++++ SUPPLIED DATA ++++

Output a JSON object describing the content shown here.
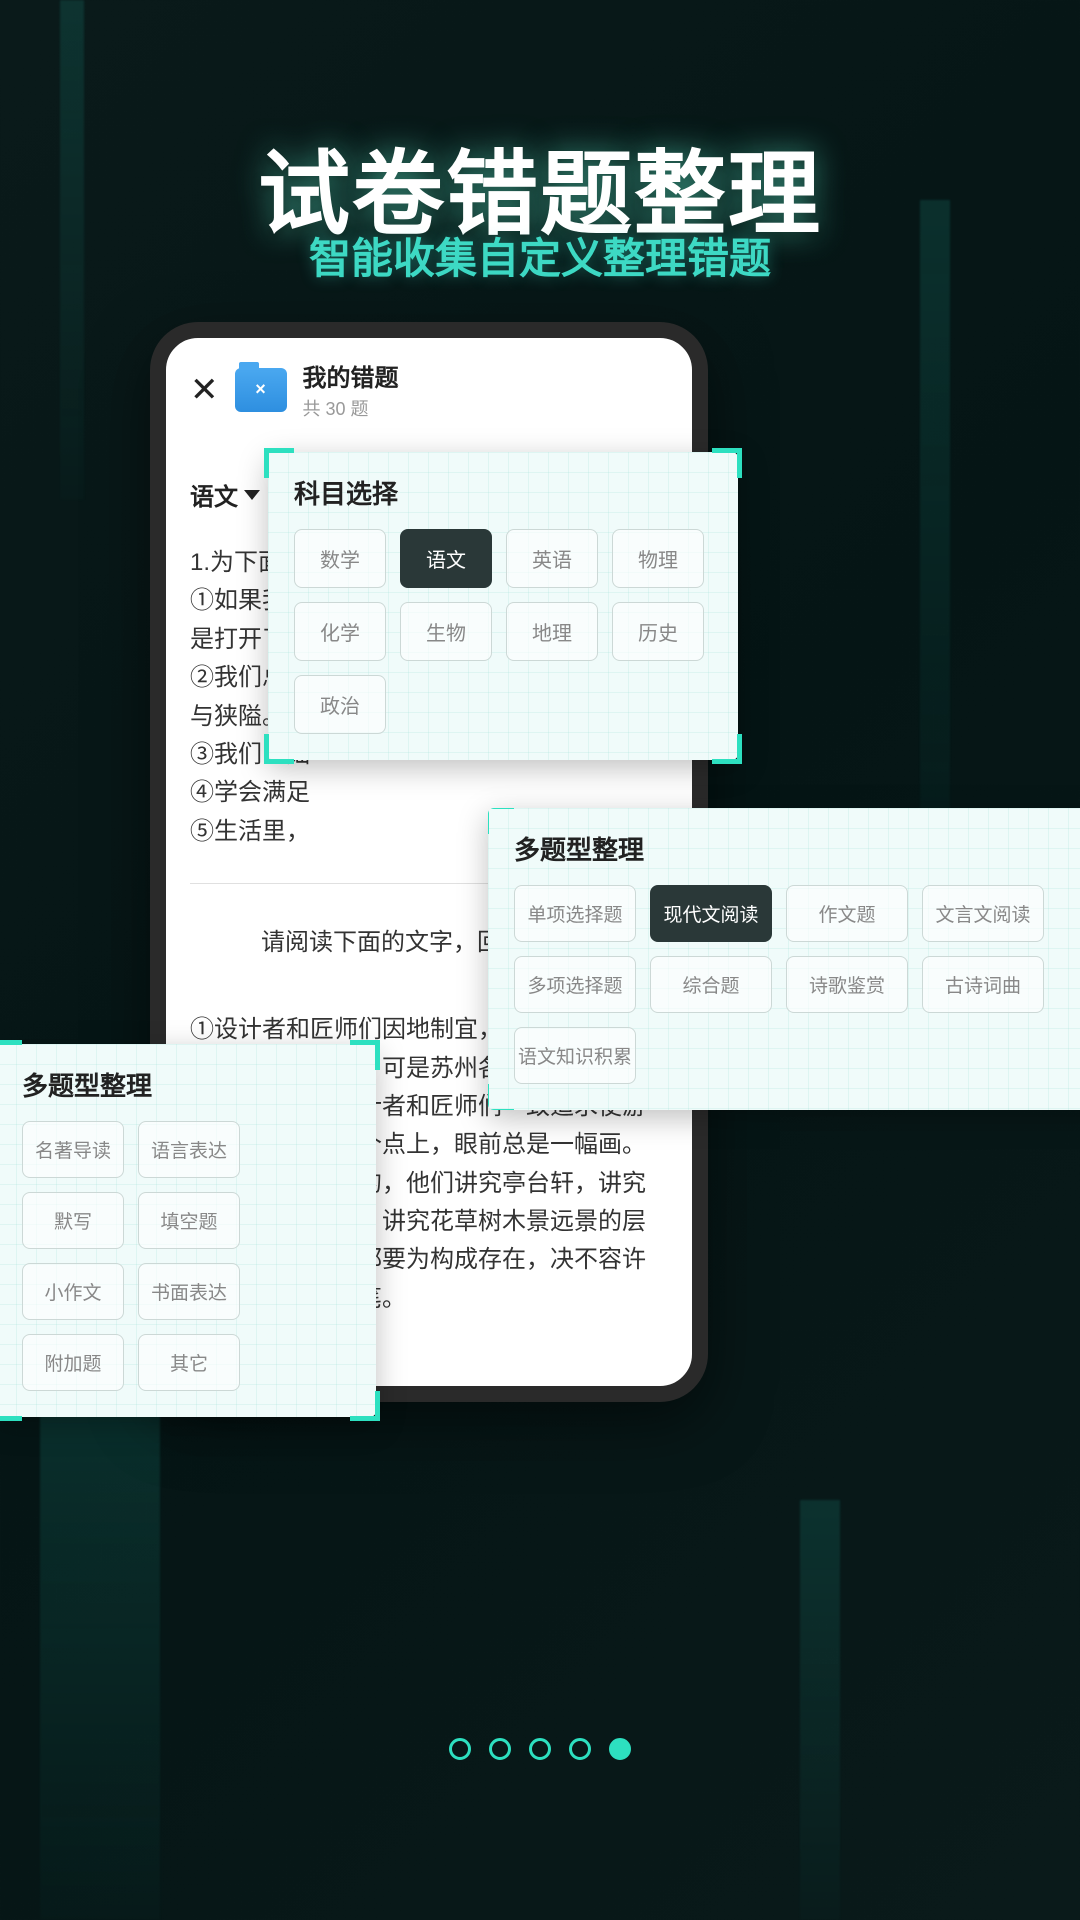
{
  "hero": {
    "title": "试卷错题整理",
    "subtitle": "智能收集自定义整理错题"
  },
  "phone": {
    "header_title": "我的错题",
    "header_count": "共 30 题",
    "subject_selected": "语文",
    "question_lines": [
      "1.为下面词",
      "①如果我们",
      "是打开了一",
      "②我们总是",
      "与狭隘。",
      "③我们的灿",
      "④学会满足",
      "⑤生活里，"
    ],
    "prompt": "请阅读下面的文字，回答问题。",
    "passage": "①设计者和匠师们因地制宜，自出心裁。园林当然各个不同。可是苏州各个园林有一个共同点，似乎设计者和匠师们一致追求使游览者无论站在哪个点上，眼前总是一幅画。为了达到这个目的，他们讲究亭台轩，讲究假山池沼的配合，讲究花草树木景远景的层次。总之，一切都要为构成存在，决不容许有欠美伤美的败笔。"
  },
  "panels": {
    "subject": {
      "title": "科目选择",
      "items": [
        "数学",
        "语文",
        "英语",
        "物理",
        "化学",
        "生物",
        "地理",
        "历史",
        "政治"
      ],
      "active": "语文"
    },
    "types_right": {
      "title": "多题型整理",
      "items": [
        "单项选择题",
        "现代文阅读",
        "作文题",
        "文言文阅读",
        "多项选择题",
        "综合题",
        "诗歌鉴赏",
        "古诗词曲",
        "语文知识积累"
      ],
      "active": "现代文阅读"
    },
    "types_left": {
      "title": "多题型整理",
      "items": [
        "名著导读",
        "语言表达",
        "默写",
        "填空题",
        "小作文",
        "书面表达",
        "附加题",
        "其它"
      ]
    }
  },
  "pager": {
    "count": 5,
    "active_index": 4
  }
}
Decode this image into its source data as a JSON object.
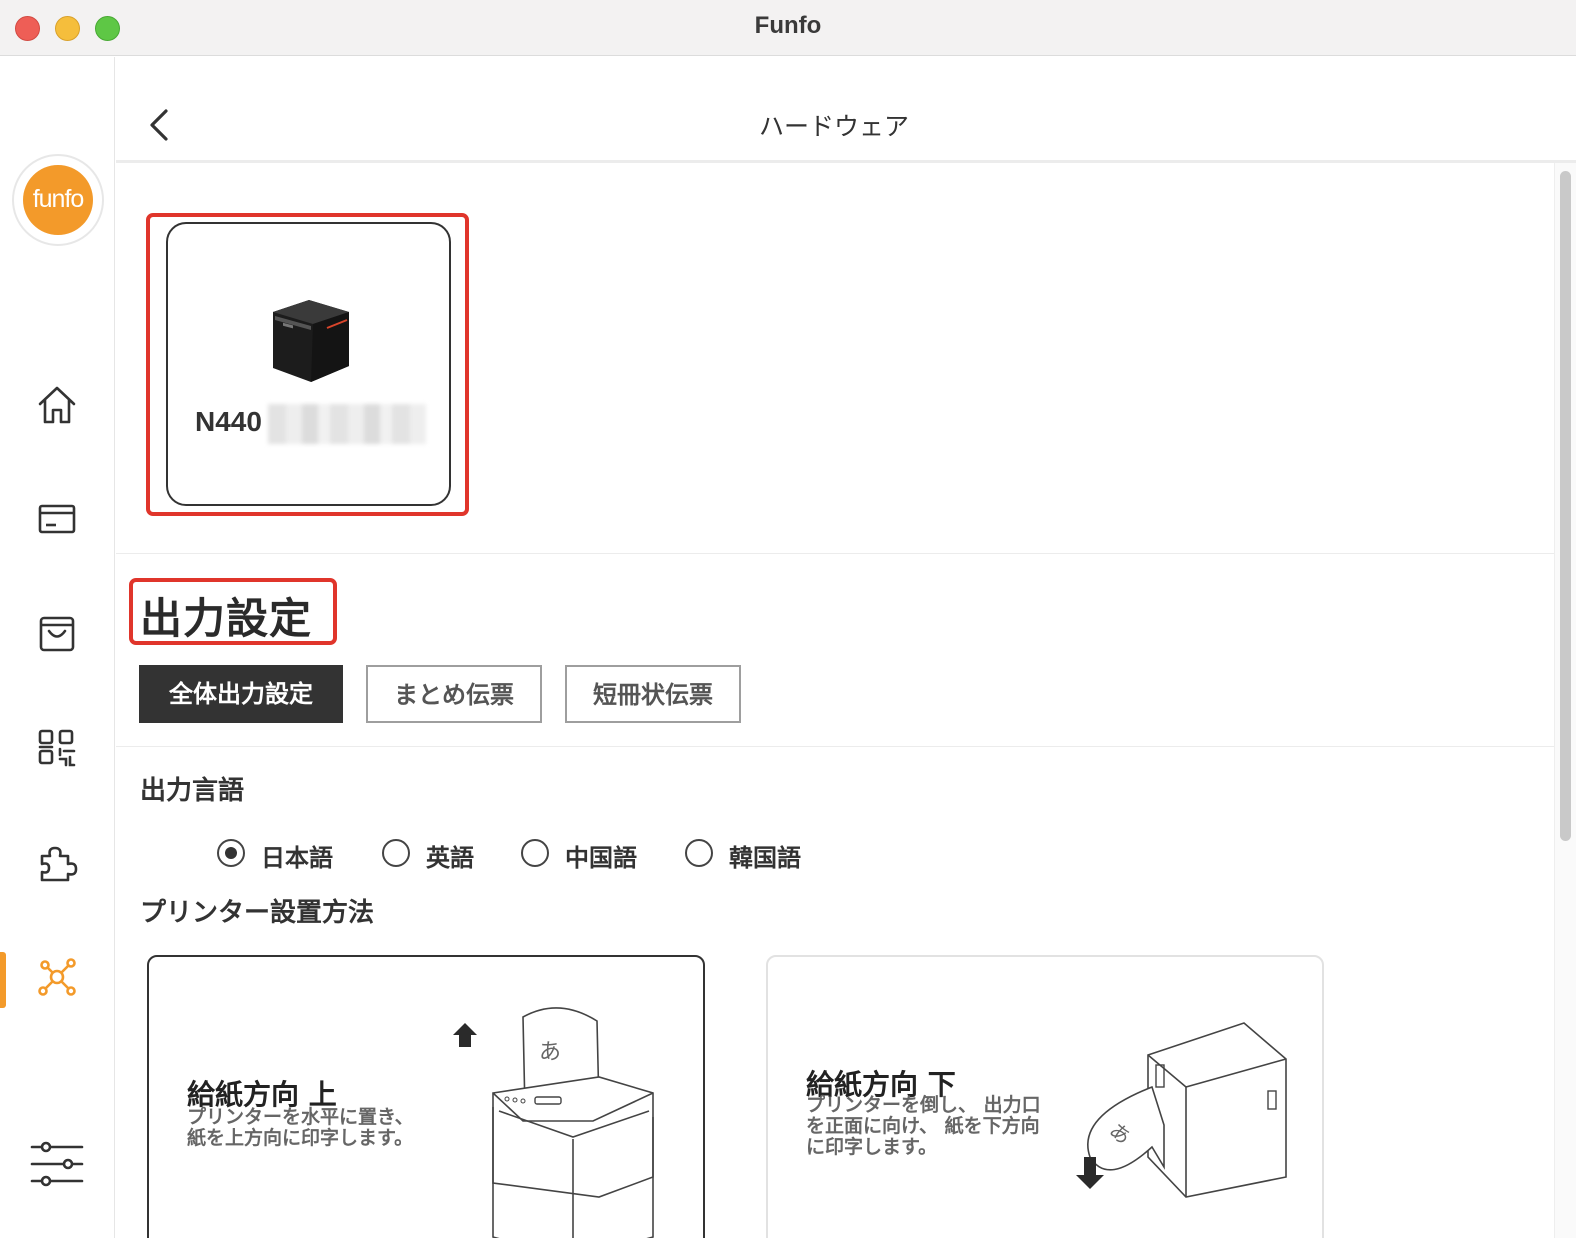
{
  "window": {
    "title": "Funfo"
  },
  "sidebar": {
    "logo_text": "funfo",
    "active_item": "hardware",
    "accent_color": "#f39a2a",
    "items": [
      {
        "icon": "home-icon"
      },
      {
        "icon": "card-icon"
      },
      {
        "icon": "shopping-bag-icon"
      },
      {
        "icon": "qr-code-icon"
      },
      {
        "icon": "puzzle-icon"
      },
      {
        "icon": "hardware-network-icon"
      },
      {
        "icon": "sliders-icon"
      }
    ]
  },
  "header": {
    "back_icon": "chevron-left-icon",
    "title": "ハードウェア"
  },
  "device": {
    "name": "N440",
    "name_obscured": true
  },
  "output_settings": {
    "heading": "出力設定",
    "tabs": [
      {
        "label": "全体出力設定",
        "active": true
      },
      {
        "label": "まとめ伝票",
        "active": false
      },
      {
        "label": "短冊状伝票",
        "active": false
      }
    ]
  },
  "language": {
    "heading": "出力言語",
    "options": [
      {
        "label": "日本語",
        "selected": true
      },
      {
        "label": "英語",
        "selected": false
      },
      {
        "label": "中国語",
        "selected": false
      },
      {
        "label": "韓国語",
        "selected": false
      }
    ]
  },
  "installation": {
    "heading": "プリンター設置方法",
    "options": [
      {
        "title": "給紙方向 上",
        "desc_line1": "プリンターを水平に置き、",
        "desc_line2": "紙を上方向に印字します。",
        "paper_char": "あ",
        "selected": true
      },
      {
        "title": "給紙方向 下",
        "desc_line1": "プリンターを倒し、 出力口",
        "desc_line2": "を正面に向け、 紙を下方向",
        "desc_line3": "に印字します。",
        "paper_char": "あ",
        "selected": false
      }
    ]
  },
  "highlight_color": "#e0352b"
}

++++

AIM OF THE TASK
Without including any pictures, print all of the material exactly as given.

WORKED ANSWER
Output a JSON object describing the content shown here.
{
  "hero": {
    "title": "试卷错题整理",
    "subtitle": "智能收集自定义整理错题"
  },
  "phone": {
    "header_title": "我的错题",
    "header_count": "共 30 题",
    "subject_selected": "语文",
    "question_lines": [
      "1.为下面词",
      "①如果我们",
      "是打开了一",
      "②我们总是",
      "与狭隘。",
      "③我们的灿",
      "④学会满足",
      "⑤生活里，"
    ],
    "prompt": "请阅读下面的文字，回答问题。",
    "passage": "①设计者和匠师们因地制宜，自出心裁。园林当然各个不同。可是苏州各个园林有一个共同点，似乎设计者和匠师们一致追求使游览者无论站在哪个点上，眼前总是一幅画。为了达到这个目的，他们讲究亭台轩，讲究假山池沼的配合，讲究花草树木景远景的层次。总之，一切都要为构成存在，决不容许有欠美伤美的败笔。"
  },
  "panels": {
    "subject": {
      "title": "科目选择",
      "items": [
        "数学",
        "语文",
        "英语",
        "物理",
        "化学",
        "生物",
        "地理",
        "历史",
        "政治"
      ],
      "active": "语文"
    },
    "types_right": {
      "title": "多题型整理",
      "items": [
        "单项选择题",
        "现代文阅读",
        "作文题",
        "文言文阅读",
        "多项选择题",
        "综合题",
        "诗歌鉴赏",
        "古诗词曲",
        "语文知识积累"
      ],
      "active": "现代文阅读"
    },
    "types_left": {
      "title": "多题型整理",
      "items": [
        "名著导读",
        "语言表达",
        "默写",
        "填空题",
        "小作文",
        "书面表达",
        "附加题",
        "其它"
      ]
    }
  },
  "pager": {
    "count": 5,
    "active_index": 4
  }
}
Decode this image into its source data as a JSON object.
{
  "window": {
    "title": "Funfo"
  },
  "sidebar": {
    "logo_text": "funfo",
    "active_item": "hardware",
    "accent_color": "#f39a2a",
    "items": [
      {
        "icon": "home-icon"
      },
      {
        "icon": "card-icon"
      },
      {
        "icon": "shopping-bag-icon"
      },
      {
        "icon": "qr-code-icon"
      },
      {
        "icon": "puzzle-icon"
      },
      {
        "icon": "hardware-network-icon"
      },
      {
        "icon": "sliders-icon"
      }
    ]
  },
  "header": {
    "back_icon": "chevron-left-icon",
    "title": "ハードウェア"
  },
  "device": {
    "name": "N440",
    "name_obscured": true
  },
  "output_settings": {
    "heading": "出力設定",
    "tabs": [
      {
        "label": "全体出力設定",
        "active": true
      },
      {
        "label": "まとめ伝票",
        "active": false
      },
      {
        "label": "短冊状伝票",
        "active": false
      }
    ]
  },
  "language": {
    "heading": "出力言語",
    "options": [
      {
        "label": "日本語",
        "selected": true
      },
      {
        "label": "英語",
        "selected": false
      },
      {
        "label": "中国語",
        "selected": false
      },
      {
        "label": "韓国語",
        "selected": false
      }
    ]
  },
  "installation": {
    "heading": "プリンター設置方法",
    "options": [
      {
        "title": "給紙方向 上",
        "desc_line1": "プリンターを水平に置き、",
        "desc_line2": "紙を上方向に印字します。",
        "paper_char": "あ",
        "selected": true
      },
      {
        "title": "給紙方向 下",
        "desc_line1": "プリンターを倒し、 出力口",
        "desc_line2": "を正面に向け、 紙を下方向",
        "desc_line3": "に印字します。",
        "paper_char": "あ",
        "selected": false
      }
    ]
  },
  "highlight_color": "#e0352b"
}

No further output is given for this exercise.